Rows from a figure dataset
------------------------------------------------------------

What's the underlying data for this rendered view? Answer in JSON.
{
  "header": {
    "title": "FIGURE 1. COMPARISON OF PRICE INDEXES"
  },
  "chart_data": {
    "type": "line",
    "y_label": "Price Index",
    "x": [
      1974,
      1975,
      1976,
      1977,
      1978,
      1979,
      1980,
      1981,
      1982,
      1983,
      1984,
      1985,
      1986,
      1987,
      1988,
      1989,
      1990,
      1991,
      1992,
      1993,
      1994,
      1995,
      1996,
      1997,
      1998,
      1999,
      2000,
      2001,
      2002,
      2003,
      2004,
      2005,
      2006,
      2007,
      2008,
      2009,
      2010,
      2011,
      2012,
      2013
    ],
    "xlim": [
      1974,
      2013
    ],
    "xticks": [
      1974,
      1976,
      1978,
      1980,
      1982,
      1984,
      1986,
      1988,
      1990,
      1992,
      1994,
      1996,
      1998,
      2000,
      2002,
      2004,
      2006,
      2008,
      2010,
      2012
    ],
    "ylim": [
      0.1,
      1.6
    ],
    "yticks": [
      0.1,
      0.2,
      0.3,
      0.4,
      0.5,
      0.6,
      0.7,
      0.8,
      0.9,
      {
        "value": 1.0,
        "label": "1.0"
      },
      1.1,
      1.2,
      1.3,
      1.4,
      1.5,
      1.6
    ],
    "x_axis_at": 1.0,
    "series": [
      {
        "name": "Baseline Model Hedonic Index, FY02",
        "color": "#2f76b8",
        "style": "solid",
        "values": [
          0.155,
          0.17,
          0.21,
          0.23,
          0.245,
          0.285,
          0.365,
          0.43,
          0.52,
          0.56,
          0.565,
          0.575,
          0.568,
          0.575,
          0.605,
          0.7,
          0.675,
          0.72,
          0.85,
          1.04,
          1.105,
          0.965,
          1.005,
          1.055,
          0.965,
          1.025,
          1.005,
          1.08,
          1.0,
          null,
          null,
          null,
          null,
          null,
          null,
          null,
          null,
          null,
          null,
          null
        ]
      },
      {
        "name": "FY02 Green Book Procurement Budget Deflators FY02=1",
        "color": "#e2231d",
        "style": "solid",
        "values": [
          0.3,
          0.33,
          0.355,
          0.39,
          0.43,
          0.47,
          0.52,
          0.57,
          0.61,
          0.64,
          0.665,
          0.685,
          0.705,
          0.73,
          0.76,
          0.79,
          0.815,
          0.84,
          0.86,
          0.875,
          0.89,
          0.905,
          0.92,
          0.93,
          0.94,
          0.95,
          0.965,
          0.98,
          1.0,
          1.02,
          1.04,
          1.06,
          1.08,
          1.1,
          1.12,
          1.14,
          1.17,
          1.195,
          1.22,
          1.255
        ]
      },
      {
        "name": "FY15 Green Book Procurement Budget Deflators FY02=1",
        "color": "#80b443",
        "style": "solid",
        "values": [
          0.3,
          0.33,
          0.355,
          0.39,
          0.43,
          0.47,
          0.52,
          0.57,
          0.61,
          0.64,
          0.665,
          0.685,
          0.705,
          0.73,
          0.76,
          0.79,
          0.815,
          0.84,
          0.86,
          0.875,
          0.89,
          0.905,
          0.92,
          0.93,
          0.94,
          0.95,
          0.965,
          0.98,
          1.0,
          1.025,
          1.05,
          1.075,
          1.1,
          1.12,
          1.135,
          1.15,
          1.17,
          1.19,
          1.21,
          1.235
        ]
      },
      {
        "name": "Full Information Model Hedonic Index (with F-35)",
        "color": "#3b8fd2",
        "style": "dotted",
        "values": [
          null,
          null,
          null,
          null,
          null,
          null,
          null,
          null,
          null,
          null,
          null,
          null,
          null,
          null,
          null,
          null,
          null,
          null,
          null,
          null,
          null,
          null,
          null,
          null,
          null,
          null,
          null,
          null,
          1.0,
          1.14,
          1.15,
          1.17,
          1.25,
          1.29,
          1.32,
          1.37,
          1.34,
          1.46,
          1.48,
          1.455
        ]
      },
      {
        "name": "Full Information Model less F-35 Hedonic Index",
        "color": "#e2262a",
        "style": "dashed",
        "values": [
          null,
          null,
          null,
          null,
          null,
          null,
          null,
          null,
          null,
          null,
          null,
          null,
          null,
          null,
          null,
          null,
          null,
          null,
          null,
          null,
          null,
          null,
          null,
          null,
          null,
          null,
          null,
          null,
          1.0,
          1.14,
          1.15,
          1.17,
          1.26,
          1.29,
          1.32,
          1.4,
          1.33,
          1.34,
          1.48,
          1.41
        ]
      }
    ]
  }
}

------------------------------------------------------------

Above are some records; extract every one of them exactly.

Exercise response:
What's the underlying data for this rendered view? Answer in JSON.
{
  "header": {
    "title": "FIGURE 1. COMPARISON OF PRICE INDEXES"
  },
  "chart_data": {
    "type": "line",
    "y_label": "Price Index",
    "x": [
      1974,
      1975,
      1976,
      1977,
      1978,
      1979,
      1980,
      1981,
      1982,
      1983,
      1984,
      1985,
      1986,
      1987,
      1988,
      1989,
      1990,
      1991,
      1992,
      1993,
      1994,
      1995,
      1996,
      1997,
      1998,
      1999,
      2000,
      2001,
      2002,
      2003,
      2004,
      2005,
      2006,
      2007,
      2008,
      2009,
      2010,
      2011,
      2012,
      2013
    ],
    "xlim": [
      1974,
      2013
    ],
    "xticks": [
      1974,
      1976,
      1978,
      1980,
      1982,
      1984,
      1986,
      1988,
      1990,
      1992,
      1994,
      1996,
      1998,
      2000,
      2002,
      2004,
      2006,
      2008,
      2010,
      2012
    ],
    "ylim": [
      0.1,
      1.6
    ],
    "yticks": [
      0.1,
      0.2,
      0.3,
      0.4,
      0.5,
      0.6,
      0.7,
      0.8,
      0.9,
      {
        "value": 1.0,
        "label": "1.0"
      },
      1.1,
      1.2,
      1.3,
      1.4,
      1.5,
      1.6
    ],
    "x_axis_at": 1.0,
    "series": [
      {
        "name": "Baseline Model Hedonic Index, FY02",
        "color": "#2f76b8",
        "style": "solid",
        "values": [
          0.155,
          0.17,
          0.21,
          0.23,
          0.245,
          0.285,
          0.365,
          0.43,
          0.52,
          0.56,
          0.565,
          0.575,
          0.568,
          0.575,
          0.605,
          0.7,
          0.675,
          0.72,
          0.85,
          1.04,
          1.105,
          0.965,
          1.005,
          1.055,
          0.965,
          1.025,
          1.005,
          1.08,
          1.0,
          null,
          null,
          null,
          null,
          null,
          null,
          null,
          null,
          null,
          null,
          null
        ]
      },
      {
        "name": "FY02 Green Book Procurement Budget Deflators FY02=1",
        "color": "#e2231d",
        "style": "solid",
        "values": [
          0.3,
          0.33,
          0.355,
          0.39,
          0.43,
          0.47,
          0.52,
          0.57,
          0.61,
          0.64,
          0.665,
          0.685,
          0.705,
          0.73,
          0.76,
          0.79,
          0.815,
          0.84,
          0.86,
          0.875,
          0.89,
          0.905,
          0.92,
          0.93,
          0.94,
          0.95,
          0.965,
          0.98,
          1.0,
          1.02,
          1.04,
          1.06,
          1.08,
          1.1,
          1.12,
          1.14,
          1.17,
          1.195,
          1.22,
          1.255
        ]
      },
      {
        "name": "FY15 Green Book Procurement Budget Deflators FY02=1",
        "color": "#80b443",
        "style": "solid",
        "values": [
          0.3,
          0.33,
          0.355,
          0.39,
          0.43,
          0.47,
          0.52,
          0.57,
          0.61,
          0.64,
          0.665,
          0.685,
          0.705,
          0.73,
          0.76,
          0.79,
          0.815,
          0.84,
          0.86,
          0.875,
          0.89,
          0.905,
          0.92,
          0.93,
          0.94,
          0.95,
          0.965,
          0.98,
          1.0,
          1.025,
          1.05,
          1.075,
          1.1,
          1.12,
          1.135,
          1.15,
          1.17,
          1.19,
          1.21,
          1.235
        ]
      },
      {
        "name": "Full Information Model Hedonic Index (with F-35)",
        "color": "#3b8fd2",
        "style": "dotted",
        "values": [
          null,
          null,
          null,
          null,
          null,
          null,
          null,
          null,
          null,
          null,
          null,
          null,
          null,
          null,
          null,
          null,
          null,
          null,
          null,
          null,
          null,
          null,
          null,
          null,
          null,
          null,
          null,
          null,
          1.0,
          1.14,
          1.15,
          1.17,
          1.25,
          1.29,
          1.32,
          1.37,
          1.34,
          1.46,
          1.48,
          1.455
        ]
      },
      {
        "name": "Full Information Model less F-35 Hedonic Index",
        "color": "#e2262a",
        "style": "dashed",
        "values": [
          null,
          null,
          null,
          null,
          null,
          null,
          null,
          null,
          null,
          null,
          null,
          null,
          null,
          null,
          null,
          null,
          null,
          null,
          null,
          null,
          null,
          null,
          null,
          null,
          null,
          null,
          null,
          null,
          1.0,
          1.14,
          1.15,
          1.17,
          1.26,
          1.29,
          1.32,
          1.4,
          1.33,
          1.34,
          1.48,
          1.41
        ]
      }
    ]
  }
}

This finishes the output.